----- ENTRIES -----
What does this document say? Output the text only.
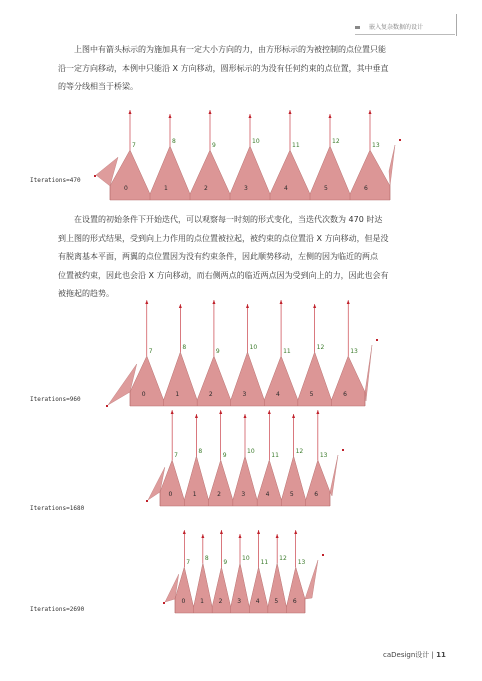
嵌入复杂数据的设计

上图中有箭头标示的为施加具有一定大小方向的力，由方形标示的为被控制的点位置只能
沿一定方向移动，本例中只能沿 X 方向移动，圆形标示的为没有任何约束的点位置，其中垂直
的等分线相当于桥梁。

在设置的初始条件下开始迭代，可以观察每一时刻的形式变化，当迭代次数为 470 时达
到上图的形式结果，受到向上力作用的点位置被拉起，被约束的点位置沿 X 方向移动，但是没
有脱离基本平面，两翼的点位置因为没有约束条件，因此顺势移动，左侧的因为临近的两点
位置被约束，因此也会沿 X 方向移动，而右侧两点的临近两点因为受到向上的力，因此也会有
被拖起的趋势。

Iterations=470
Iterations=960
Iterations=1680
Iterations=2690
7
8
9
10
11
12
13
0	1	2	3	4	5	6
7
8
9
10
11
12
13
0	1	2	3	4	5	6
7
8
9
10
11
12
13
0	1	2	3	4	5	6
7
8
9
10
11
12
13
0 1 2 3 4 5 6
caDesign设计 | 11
-----
----- ENTRIES -----
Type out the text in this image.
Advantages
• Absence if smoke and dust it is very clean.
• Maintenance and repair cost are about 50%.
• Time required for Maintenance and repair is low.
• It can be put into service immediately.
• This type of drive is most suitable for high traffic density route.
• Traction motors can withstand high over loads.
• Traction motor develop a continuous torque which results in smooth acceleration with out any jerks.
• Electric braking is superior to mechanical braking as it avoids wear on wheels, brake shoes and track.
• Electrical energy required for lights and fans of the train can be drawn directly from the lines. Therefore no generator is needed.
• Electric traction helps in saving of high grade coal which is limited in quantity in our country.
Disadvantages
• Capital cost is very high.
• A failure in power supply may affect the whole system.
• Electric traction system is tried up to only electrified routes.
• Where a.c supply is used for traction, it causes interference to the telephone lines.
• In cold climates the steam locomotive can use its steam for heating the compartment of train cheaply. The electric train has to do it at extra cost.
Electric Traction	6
-----
- [TO BE DONE] What is the number of lines in the records above that include the word "Maintenance"? Reply with that number and nothing more.

- [FINISHED EXERCISE] 2